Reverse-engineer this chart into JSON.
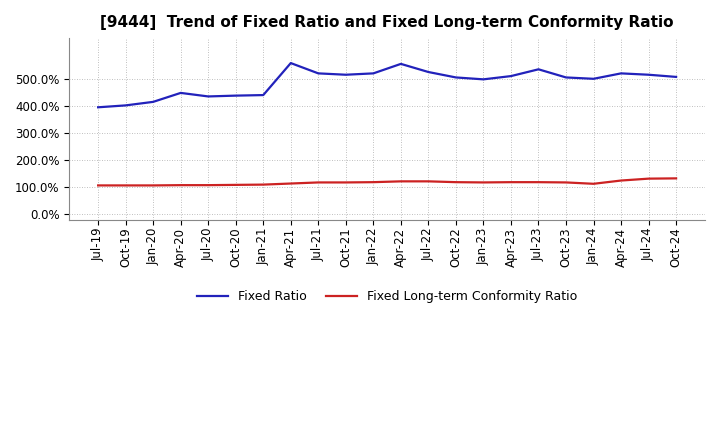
{
  "title": "[9444]  Trend of Fixed Ratio and Fixed Long-term Conformity Ratio",
  "x_labels": [
    "Jul-19",
    "Oct-19",
    "Jan-20",
    "Apr-20",
    "Jul-20",
    "Oct-20",
    "Jan-21",
    "Apr-21",
    "Jul-21",
    "Oct-21",
    "Jan-22",
    "Apr-22",
    "Jul-22",
    "Oct-22",
    "Jan-23",
    "Apr-23",
    "Jul-23",
    "Oct-23",
    "Jan-24",
    "Apr-24",
    "Jul-24",
    "Oct-24"
  ],
  "fixed_ratio": [
    395,
    402,
    415,
    448,
    435,
    438,
    440,
    558,
    520,
    515,
    520,
    555,
    525,
    505,
    498,
    510,
    535,
    505,
    500,
    520,
    515,
    507
  ],
  "fixed_lt_ratio": [
    107,
    107,
    107,
    108,
    108,
    109,
    110,
    114,
    118,
    118,
    119,
    122,
    122,
    119,
    118,
    119,
    119,
    118,
    113,
    125,
    132,
    133
  ],
  "ylim_min": -20,
  "ylim_max": 650,
  "yticks": [
    0,
    100,
    200,
    300,
    400,
    500
  ],
  "line_color_blue": "#2222bb",
  "line_color_red": "#cc2222",
  "bg_color": "#ffffff",
  "grid_color": "#aaaaaa",
  "legend_fixed_ratio": "Fixed Ratio",
  "legend_fixed_lt_ratio": "Fixed Long-term Conformity Ratio",
  "title_fontsize": 11,
  "tick_fontsize": 8.5,
  "legend_fontsize": 9,
  "linewidth": 1.6
}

------------------------------------

Filter the data for the string "Conformity" and copy every line that has it.

§ **Answer for the task**:
  "title": "[9444]  Trend of Fixed Ratio and Fixed Long-term Conformity Ratio",
  "legend_fixed_lt_ratio": "Fixed Long-term Conformity Ratio",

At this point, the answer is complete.